## Written task
Retype all of the records below word for word, and leave the pictures out of your answer.

## Records shown
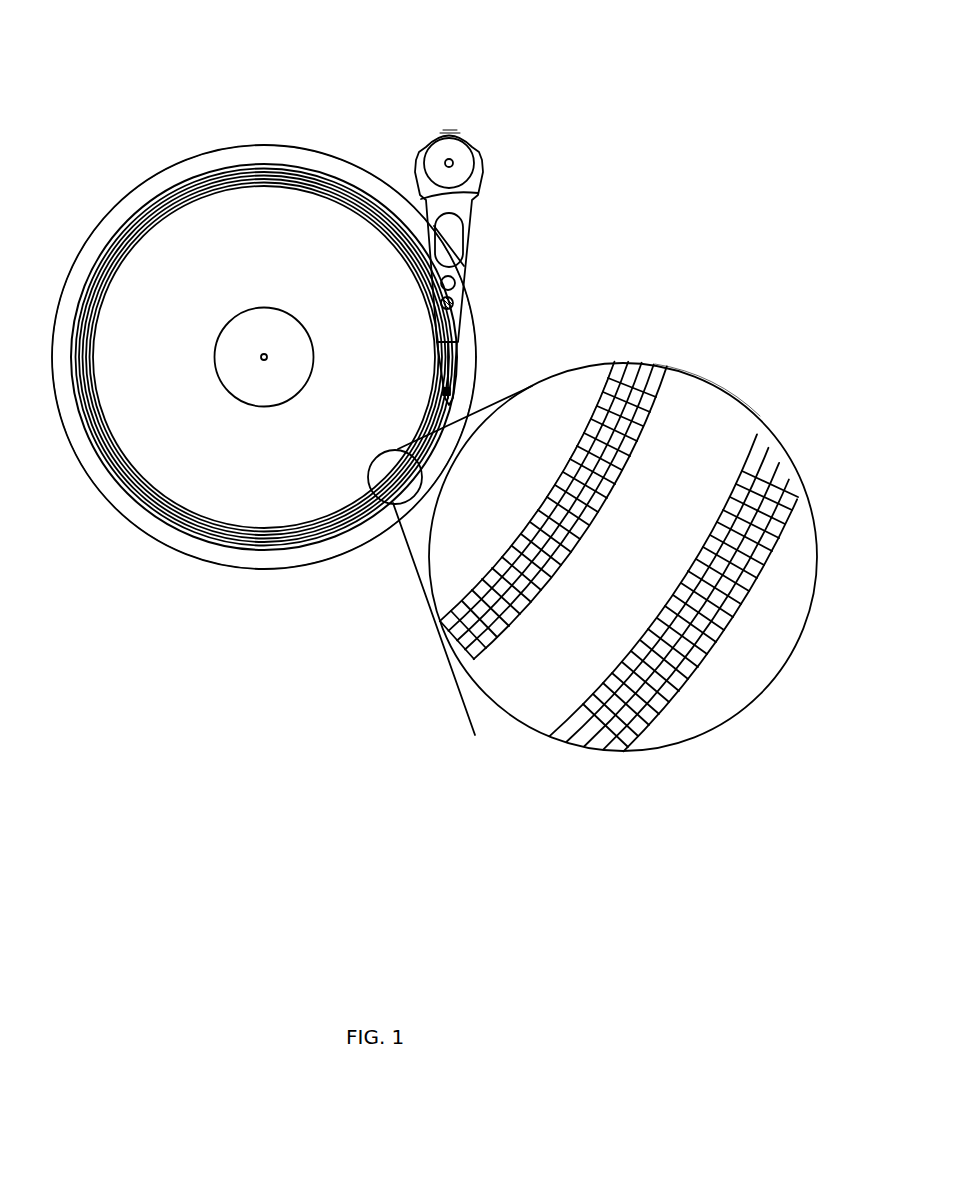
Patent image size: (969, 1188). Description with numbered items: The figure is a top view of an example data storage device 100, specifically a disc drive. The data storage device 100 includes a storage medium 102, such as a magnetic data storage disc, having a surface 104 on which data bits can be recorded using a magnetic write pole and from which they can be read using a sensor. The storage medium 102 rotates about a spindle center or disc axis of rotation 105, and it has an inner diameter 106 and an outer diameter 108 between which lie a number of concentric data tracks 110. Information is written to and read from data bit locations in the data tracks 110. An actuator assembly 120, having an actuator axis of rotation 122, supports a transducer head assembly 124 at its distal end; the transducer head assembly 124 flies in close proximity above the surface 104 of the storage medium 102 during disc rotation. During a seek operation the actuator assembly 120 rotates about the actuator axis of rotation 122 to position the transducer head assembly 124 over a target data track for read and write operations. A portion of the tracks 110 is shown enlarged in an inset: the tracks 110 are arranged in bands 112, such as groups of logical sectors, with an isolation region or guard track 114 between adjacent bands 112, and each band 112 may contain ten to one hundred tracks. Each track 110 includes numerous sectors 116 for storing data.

The data storage device 100 is at (157, 73).
The storage medium 102 is at (281, 146).
The surface 104 is at (157, 523).
The disc axis of rotation 105 is at (263, 357).
The inner diameter 106 is at (237, 314).
The outer diameter 108 is at (257, 548).
The data tracks 110 is at (298, 548).
The bands 112 is at (585, 432).
The guard track 114 is at (700, 431).
The sectors 116 is at (720, 642).
The actuator assembly 120 is at (474, 240).
The actuator axis of rotation 122 is at (455, 160).
The transducer head assembly 124 is at (432, 403).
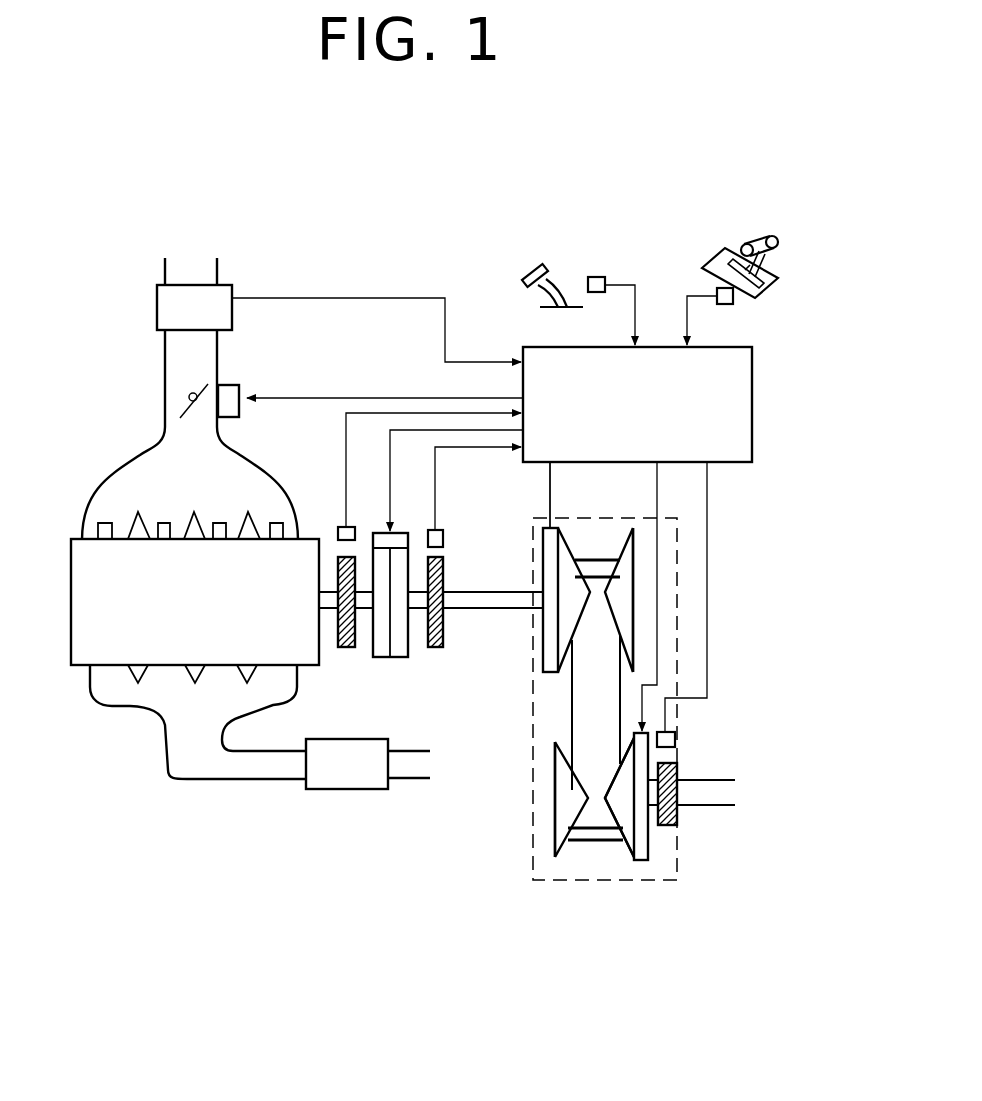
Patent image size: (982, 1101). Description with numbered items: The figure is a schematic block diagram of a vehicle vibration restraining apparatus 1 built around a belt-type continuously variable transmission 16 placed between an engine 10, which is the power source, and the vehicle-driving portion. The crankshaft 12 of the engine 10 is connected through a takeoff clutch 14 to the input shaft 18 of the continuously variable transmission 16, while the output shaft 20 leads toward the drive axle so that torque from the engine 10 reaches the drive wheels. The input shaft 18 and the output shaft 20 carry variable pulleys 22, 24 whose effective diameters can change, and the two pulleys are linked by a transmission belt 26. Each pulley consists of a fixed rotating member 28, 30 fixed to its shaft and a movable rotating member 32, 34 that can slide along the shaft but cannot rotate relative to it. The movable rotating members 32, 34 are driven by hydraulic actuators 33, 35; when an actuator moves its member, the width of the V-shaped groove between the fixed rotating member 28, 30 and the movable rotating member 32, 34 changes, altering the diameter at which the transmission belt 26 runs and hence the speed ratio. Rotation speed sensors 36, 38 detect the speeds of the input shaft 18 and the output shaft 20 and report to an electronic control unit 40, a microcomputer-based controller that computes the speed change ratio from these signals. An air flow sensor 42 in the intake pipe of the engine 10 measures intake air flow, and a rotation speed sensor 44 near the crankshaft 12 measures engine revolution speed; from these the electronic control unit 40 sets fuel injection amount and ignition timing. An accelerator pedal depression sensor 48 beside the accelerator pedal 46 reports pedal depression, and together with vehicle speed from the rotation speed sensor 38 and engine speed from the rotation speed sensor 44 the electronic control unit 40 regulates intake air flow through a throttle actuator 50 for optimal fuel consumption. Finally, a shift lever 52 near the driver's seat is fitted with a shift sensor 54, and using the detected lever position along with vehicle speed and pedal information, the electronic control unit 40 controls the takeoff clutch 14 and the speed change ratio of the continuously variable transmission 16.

The vehicle vibration restraining apparatus 1 is at (841, 269).
The engine 10 is at (83, 667).
The crankshaft 12 is at (327, 613).
The takeoff clutch 14 is at (382, 528).
The continuously variable transmission 16 is at (593, 880).
The input shaft 18 is at (483, 606).
The output shaft 20 is at (717, 797).
The variable pulley 22 is at (551, 682).
The variable pulley 24 is at (516, 861).
The transmission belt 26 is at (603, 690).
The fixed rotating member 28 is at (623, 610).
The fixed rotating member 30 is at (570, 788).
The movable rotating member 32 is at (568, 580).
The hydraulic actuator 33 is at (533, 551).
The movable rotating member 34 is at (623, 813).
The hydraulic actuator 35 is at (648, 847).
The rotation speed sensor 36 is at (443, 537).
The rotation speed sensor 38 is at (675, 740).
The electronic control unit 40 is at (752, 408).
The air flow sensor 42 is at (222, 294).
The rotation speed sensor 44 is at (342, 527).
The accelerator pedal 46 is at (538, 267).
The accelerator pedal depression sensor 48 is at (596, 277).
The throttle actuator 50 is at (240, 390).
The shift lever 52 is at (757, 242).
The shift sensor 54 is at (733, 302).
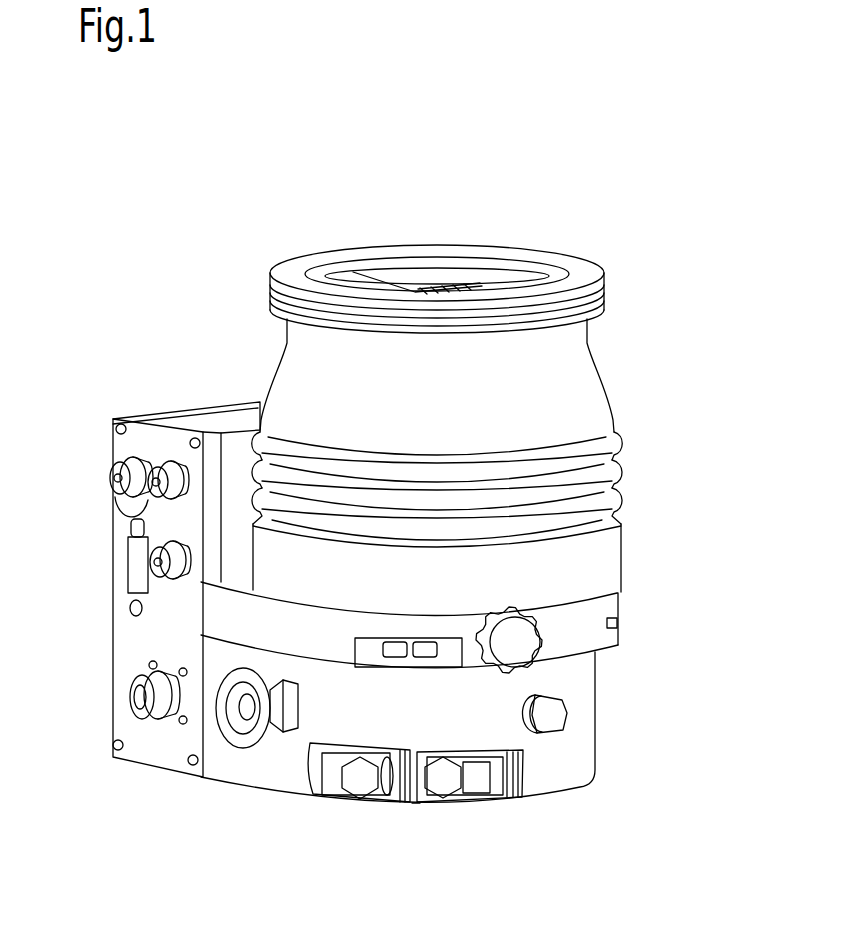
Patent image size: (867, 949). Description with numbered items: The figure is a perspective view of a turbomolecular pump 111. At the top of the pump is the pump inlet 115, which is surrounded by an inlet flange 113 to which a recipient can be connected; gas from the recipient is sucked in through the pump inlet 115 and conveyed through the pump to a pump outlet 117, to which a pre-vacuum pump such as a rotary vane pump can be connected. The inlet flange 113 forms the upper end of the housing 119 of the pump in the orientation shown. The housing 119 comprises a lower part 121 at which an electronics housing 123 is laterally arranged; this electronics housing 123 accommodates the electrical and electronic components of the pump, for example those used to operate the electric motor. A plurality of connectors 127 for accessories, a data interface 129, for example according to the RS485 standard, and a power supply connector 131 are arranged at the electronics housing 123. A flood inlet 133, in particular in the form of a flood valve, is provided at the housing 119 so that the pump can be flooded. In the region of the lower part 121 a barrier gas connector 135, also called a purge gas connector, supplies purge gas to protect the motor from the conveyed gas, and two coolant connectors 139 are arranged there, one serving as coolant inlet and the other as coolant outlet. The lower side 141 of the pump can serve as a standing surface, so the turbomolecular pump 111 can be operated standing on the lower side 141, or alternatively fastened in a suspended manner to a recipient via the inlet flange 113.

The turbomolecular pump 111 is at (602, 96).
The inlet flange 113 is at (588, 273).
The pump inlet 115 is at (440, 270).
The pump outlet 117 is at (240, 740).
The housing 119 is at (615, 423).
The lower part 121 is at (595, 710).
The electronics housing 123 is at (220, 420).
The connectors 127 is at (113, 473).
The data interface 129 is at (127, 575).
The power supply connector 131 is at (127, 702).
The flood inlet 133 is at (528, 639).
The barrier gas connector 135 is at (553, 717).
The coolant connectors 139 is at (353, 797).
The lower side 141 is at (417, 830).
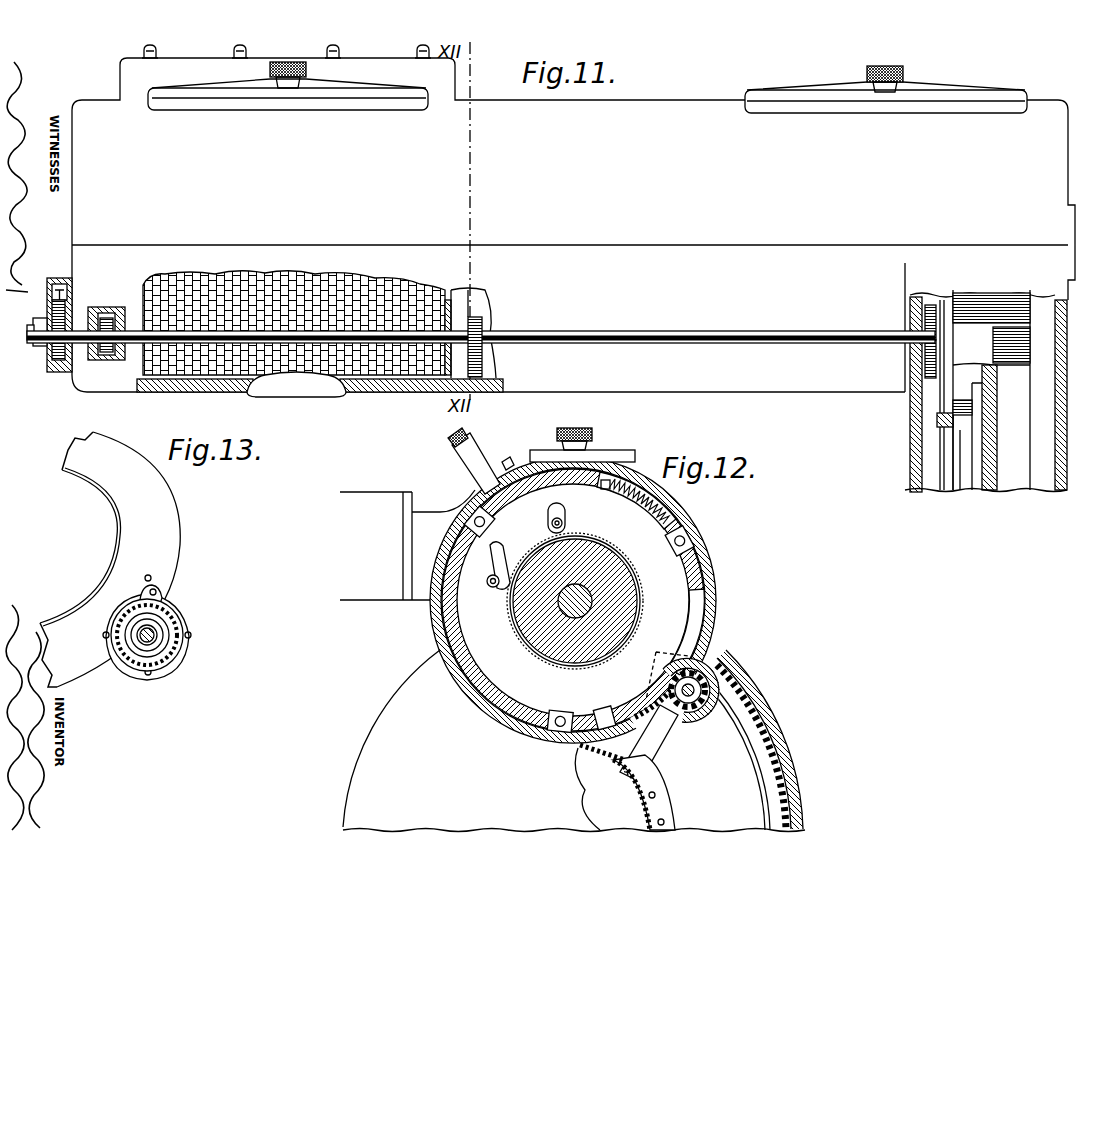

## Full response
Patent image size: (969, 1188). Description with numbered items: The figure is a top view of an example data storage device 100, specifically a disc drive. The data storage device 100 includes a storage medium 102, such as a magnetic data storage disc, having a surface 104 on which data bits can be recorded using a magnetic write pole and from which they can be read using a sensor. The storage medium 102 rotates about a spindle center or disc axis of rotation 105, and it has an inner diameter 106 and an outer diameter 108 between which lie a number of concentric data tracks 110. Information is written to and read from data bit locations in the data tracks 110. An actuator assembly 120, having an actuator axis of rotation 122, supports a transducer head assembly 124 at its distal end; the transducer head assembly 124 flies in close proximity above the surface 104 of the storage medium 102 during disc rotation. During a seek operation the actuator assembly 120 rotates about the actuator axis of rotation 122 to position the transducer head assembly 124 over a target data track for read and write operations. A portion of the tracks 110 is shown enlarged in an inset: the tracks 110 are arranged in bands 112, such as groups of logical sectors, with an isolation region or guard track 114 between adjacent bands 112, and each band 112 may contain ten to one hundred tracks. Each track 110 includes numerous sectors 116 for storing data.

The data storage device 100 is at (157, 73).
The storage medium 102 is at (281, 146).
The surface 104 is at (157, 523).
The disc axis of rotation 105 is at (263, 357).
The inner diameter 106 is at (237, 314).
The outer diameter 108 is at (257, 548).
The data tracks 110 is at (298, 548).
The bands 112 is at (585, 432).
The guard track 114 is at (700, 431).
The sectors 116 is at (720, 642).
The actuator assembly 120 is at (474, 240).
The actuator axis of rotation 122 is at (455, 160).
The transducer head assembly 124 is at (432, 403).
Patent image size: (982, 1101). Description with numbered items: The figure is a schematic block diagram of a vehicle vibration restraining apparatus 1 built around a belt-type continuously variable transmission 16 placed between an engine 10, which is the power source, and the vehicle-driving portion. The crankshaft 12 of the engine 10 is connected through a takeoff clutch 14 to the input shaft 18 of the continuously variable transmission 16, while the output shaft 20 leads toward the drive axle so that torque from the engine 10 reaches the drive wheels. The input shaft 18 and the output shaft 20 carry variable pulleys 22, 24 whose effective diameters can change, and the two pulleys are linked by a transmission belt 26. Each pulley consists of a fixed rotating member 28, 30 fixed to its shaft and a movable rotating member 32, 34 that can slide along the shaft but cannot rotate relative to it. The movable rotating members 32, 34 are driven by hydraulic actuators 33, 35; when an actuator moves its member, the width of the V-shaped groove between the fixed rotating member 28, 30 and the movable rotating member 32, 34 changes, altering the diameter at which the transmission belt 26 runs and hence the speed ratio. Rotation speed sensors 36, 38 detect the speeds of the input shaft 18 and the output shaft 20 and report to an electronic control unit 40, a microcomputer-based controller that computes the speed change ratio from these signals. An air flow sensor 42 in the intake pipe of the engine 10 measures intake air flow, and a rotation speed sensor 44 near the crankshaft 12 measures engine revolution speed; from these the electronic control unit 40 sets fuel injection amount and ignition timing. An accelerator pedal depression sensor 48 beside the accelerator pedal 46 reports pedal depression, and together with vehicle speed from the rotation speed sensor 38 and engine speed from the rotation speed sensor 44 the electronic control unit 40 regulates intake air flow through a throttle actuator 50 for optimal fuel consumption. Finally, a shift lever 52 near the driver's seat is fitted with a shift sensor 54, and using the detected lever position along with vehicle speed and pedal information, the electronic control unit 40 controls the takeoff clutch 14 and the speed change ratio of the continuously variable transmission 16.

The vehicle vibration restraining apparatus 1 is at (841, 269).
The engine 10 is at (83, 667).
The crankshaft 12 is at (327, 613).
The takeoff clutch 14 is at (382, 528).
The continuously variable transmission 16 is at (593, 880).
The input shaft 18 is at (483, 606).
The output shaft 20 is at (717, 797).
The variable pulley 22 is at (551, 682).
The variable pulley 24 is at (516, 861).
The transmission belt 26 is at (603, 690).
The fixed rotating member 28 is at (623, 610).
The fixed rotating member 30 is at (570, 788).
The movable rotating member 32 is at (568, 580).
The hydraulic actuator 33 is at (533, 551).
The movable rotating member 34 is at (623, 813).
The hydraulic actuator 35 is at (648, 847).
The rotation speed sensor 36 is at (443, 537).
The rotation speed sensor 38 is at (675, 740).
The electronic control unit 40 is at (752, 408).
The air flow sensor 42 is at (222, 294).
The rotation speed sensor 44 is at (342, 527).
The accelerator pedal 46 is at (538, 267).
The accelerator pedal depression sensor 48 is at (596, 277).
The throttle actuator 50 is at (240, 390).
The shift lever 52 is at (757, 242).
The shift sensor 54 is at (733, 302).
Patent image size: (867, 949). Description with numbered items: The figure is a perspective view of a turbomolecular pump 111. At the top of the pump is the pump inlet 115, which is surrounded by an inlet flange 113 to which a recipient can be connected; gas from the recipient is sucked in through the pump inlet 115 and conveyed through the pump to a pump outlet 117, to which a pre-vacuum pump such as a rotary vane pump can be connected. The inlet flange 113 forms the upper end of the housing 119 of the pump in the orientation shown. The housing 119 comprises a lower part 121 at which an electronics housing 123 is laterally arranged; this electronics housing 123 accommodates the electrical and electronic components of the pump, for example those used to operate the electric motor. A plurality of connectors 127 for accessories, a data interface 129, for example according to the RS485 standard, and a power supply connector 131 are arranged at the electronics housing 123. A flood inlet 133, in particular in the form of a flood valve, is provided at the housing 119 so that the pump can be flooded. In the region of the lower part 121 a barrier gas connector 135, also called a purge gas connector, supplies purge gas to protect the motor from the conveyed gas, and two coolant connectors 139 are arranged there, one serving as coolant inlet and the other as coolant outlet. The lower side 141 of the pump can serve as a standing surface, so the turbomolecular pump 111 can be operated standing on the lower side 141, or alternatively fastened in a suspended manner to a recipient via the inlet flange 113.

The turbomolecular pump 111 is at (602, 96).
The inlet flange 113 is at (588, 273).
The pump inlet 115 is at (440, 270).
The pump outlet 117 is at (240, 740).
The housing 119 is at (615, 423).
The lower part 121 is at (595, 710).
The electronics housing 123 is at (220, 420).
The connectors 127 is at (113, 473).
The data interface 129 is at (127, 575).
The power supply connector 131 is at (127, 702).
The flood inlet 133 is at (528, 639).
The barrier gas connector 135 is at (553, 717).
The coolant connectors 139 is at (353, 797).
The lower side 141 is at (417, 830).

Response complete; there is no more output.